**WORK TO DO:** Tally how many lines of these entries hold the string "title". Return the number alone.

*** RECORD EXCERPTS ***

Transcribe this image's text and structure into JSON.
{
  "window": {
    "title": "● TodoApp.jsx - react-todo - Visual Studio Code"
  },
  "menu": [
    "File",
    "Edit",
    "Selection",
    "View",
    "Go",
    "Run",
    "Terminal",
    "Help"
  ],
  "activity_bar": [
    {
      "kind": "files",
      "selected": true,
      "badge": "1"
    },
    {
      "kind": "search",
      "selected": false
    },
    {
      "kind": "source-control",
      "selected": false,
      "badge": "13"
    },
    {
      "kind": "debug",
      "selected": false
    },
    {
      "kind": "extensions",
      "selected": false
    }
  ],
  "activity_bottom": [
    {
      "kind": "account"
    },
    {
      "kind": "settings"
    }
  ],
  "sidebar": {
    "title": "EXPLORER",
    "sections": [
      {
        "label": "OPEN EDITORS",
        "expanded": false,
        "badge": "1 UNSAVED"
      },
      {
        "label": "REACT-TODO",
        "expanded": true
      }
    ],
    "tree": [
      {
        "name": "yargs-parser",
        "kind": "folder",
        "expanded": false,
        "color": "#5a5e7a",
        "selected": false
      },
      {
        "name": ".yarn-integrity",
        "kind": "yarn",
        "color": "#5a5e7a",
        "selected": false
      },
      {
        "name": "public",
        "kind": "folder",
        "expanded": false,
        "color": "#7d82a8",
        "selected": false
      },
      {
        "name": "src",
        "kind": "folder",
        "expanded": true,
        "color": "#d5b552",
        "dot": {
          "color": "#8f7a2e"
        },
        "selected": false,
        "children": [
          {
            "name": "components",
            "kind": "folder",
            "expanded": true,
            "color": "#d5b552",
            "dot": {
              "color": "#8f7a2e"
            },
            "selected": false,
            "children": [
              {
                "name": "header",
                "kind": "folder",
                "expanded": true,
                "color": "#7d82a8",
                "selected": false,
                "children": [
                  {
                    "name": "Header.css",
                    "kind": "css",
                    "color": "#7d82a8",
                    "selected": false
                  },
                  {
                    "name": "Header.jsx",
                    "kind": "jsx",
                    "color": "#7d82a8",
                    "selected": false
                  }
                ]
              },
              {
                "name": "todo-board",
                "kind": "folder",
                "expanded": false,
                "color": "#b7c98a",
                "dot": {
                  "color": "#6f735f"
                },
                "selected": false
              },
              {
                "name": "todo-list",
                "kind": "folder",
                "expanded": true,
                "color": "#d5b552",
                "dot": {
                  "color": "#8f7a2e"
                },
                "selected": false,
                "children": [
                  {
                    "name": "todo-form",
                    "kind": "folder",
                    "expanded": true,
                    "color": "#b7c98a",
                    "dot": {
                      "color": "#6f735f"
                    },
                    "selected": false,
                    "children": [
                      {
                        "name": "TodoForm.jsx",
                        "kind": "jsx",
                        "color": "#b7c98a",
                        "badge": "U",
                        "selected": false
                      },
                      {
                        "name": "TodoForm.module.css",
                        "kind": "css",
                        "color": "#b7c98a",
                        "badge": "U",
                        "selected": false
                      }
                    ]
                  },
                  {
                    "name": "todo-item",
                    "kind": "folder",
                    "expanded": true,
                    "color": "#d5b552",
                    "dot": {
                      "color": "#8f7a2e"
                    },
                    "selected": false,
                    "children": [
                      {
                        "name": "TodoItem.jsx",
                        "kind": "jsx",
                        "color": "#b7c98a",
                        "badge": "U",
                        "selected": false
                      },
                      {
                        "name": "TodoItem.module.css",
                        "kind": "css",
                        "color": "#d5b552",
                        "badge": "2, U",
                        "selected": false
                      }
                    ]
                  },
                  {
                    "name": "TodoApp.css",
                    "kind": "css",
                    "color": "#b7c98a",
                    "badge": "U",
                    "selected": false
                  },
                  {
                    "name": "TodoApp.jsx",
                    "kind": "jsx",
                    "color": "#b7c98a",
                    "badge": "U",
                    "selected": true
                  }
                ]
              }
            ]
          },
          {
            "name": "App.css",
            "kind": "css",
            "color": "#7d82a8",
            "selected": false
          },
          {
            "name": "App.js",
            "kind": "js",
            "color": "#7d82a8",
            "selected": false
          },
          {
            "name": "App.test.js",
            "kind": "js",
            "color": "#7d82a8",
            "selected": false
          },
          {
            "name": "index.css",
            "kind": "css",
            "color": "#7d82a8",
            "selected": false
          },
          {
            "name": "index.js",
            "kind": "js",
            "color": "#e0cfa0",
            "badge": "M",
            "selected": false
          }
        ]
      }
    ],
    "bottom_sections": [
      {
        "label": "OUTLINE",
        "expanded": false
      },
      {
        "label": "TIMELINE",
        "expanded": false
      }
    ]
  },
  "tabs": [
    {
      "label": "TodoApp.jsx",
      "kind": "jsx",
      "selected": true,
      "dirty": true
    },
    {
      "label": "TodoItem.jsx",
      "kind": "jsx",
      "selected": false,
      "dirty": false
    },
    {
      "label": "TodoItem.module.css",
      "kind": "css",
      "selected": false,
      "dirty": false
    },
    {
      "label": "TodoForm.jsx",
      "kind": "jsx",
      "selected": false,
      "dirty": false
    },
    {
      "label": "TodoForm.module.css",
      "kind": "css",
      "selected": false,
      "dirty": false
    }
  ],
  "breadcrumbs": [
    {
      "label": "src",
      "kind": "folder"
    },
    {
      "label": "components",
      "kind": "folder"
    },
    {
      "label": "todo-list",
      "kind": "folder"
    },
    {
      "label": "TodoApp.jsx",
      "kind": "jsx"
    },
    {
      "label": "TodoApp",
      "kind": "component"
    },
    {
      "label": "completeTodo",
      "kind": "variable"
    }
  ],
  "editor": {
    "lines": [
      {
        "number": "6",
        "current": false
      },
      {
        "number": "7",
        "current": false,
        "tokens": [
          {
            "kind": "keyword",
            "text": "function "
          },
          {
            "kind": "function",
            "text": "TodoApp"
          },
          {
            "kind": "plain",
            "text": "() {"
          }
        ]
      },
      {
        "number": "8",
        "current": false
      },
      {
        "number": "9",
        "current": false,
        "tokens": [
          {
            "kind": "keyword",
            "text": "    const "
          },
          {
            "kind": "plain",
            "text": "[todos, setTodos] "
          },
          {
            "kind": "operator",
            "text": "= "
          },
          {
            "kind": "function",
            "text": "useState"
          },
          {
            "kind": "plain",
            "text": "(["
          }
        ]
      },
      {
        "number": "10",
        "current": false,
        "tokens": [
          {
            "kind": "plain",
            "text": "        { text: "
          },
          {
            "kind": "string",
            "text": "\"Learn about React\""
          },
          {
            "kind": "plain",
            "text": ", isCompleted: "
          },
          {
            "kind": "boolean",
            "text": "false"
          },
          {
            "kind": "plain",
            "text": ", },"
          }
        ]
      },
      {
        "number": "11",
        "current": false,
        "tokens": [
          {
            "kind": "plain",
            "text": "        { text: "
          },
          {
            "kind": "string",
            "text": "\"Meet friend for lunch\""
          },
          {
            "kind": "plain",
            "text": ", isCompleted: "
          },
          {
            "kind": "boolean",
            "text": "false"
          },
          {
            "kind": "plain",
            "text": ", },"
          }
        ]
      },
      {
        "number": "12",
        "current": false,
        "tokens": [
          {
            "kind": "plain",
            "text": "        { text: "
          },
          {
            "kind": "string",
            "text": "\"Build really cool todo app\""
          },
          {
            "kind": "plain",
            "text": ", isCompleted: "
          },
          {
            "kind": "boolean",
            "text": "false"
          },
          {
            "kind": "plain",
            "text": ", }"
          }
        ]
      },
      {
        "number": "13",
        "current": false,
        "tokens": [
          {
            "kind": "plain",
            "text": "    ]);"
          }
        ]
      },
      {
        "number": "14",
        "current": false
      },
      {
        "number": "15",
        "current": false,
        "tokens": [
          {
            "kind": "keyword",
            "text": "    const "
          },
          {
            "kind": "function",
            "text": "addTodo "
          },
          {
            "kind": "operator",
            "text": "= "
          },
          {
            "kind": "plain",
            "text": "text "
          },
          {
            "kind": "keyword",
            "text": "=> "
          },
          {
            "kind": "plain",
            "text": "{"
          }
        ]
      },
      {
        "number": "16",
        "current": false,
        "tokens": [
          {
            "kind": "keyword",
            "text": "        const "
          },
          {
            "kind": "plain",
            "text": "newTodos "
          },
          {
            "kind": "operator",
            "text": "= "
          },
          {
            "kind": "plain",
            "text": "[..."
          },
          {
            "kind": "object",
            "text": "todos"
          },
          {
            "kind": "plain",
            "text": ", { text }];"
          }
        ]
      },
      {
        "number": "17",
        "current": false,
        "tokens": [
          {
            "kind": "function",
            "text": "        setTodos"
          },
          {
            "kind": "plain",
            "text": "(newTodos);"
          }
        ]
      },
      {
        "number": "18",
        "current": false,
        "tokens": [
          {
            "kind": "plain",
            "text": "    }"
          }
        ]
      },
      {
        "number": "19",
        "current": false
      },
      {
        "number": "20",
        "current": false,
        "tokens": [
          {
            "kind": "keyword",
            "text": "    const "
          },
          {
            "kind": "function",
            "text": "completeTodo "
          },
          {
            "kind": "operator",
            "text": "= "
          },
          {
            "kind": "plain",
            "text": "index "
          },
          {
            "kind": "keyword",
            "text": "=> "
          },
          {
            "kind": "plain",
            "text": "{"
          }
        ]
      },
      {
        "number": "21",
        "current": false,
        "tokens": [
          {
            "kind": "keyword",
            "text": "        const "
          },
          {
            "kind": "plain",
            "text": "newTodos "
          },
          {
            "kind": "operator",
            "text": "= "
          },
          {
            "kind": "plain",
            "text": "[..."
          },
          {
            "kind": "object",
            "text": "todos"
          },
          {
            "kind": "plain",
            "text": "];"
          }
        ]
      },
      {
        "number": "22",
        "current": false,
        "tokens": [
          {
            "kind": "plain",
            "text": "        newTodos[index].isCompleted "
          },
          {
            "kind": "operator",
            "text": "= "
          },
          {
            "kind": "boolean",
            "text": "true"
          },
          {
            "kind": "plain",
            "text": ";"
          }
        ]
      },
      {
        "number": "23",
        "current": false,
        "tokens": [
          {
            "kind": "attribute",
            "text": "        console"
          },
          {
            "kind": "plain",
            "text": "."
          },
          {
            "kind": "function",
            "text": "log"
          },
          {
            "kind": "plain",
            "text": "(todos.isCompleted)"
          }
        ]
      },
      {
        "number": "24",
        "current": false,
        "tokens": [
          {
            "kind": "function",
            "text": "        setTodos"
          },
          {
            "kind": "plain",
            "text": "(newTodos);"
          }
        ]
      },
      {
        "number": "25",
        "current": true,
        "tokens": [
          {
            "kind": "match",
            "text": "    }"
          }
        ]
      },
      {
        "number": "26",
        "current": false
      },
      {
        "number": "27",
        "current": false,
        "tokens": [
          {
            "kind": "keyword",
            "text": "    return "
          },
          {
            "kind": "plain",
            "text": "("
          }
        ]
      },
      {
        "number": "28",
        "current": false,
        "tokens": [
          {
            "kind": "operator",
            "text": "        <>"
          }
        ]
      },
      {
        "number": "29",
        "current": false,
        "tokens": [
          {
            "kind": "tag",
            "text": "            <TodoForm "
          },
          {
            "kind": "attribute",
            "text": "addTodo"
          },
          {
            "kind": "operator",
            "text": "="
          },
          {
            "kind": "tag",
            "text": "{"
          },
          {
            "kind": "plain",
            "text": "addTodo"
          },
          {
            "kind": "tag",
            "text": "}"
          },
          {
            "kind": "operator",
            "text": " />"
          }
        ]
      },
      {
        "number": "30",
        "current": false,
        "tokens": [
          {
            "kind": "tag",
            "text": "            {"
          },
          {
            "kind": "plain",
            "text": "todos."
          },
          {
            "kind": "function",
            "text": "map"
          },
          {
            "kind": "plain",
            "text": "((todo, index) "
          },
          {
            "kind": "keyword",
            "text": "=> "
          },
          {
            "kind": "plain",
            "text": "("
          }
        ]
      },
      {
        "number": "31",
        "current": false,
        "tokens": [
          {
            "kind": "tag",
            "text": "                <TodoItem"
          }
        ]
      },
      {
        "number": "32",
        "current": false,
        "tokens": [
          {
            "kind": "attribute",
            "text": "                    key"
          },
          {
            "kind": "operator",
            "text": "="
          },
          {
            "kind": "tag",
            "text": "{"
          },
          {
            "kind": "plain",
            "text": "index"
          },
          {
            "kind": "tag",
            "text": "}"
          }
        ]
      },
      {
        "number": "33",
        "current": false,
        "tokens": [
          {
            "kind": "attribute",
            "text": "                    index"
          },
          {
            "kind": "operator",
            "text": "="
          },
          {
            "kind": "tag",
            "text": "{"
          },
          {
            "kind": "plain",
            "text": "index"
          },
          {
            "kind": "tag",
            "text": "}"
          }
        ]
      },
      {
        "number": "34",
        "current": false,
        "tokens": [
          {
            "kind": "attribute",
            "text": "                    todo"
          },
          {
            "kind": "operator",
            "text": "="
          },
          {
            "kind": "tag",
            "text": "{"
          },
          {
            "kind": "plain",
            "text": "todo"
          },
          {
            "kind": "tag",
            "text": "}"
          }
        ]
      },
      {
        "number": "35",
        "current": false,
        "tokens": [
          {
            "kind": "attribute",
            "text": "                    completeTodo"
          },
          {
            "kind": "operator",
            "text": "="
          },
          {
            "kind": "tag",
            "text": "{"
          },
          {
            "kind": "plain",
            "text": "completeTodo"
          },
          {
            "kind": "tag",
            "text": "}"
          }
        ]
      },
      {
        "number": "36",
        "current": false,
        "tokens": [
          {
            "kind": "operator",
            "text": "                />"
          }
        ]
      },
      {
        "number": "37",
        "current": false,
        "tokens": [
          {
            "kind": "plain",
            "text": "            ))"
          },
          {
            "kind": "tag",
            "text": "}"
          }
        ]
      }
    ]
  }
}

***

**RESPONSE FOR THIS EXERCISE:** 2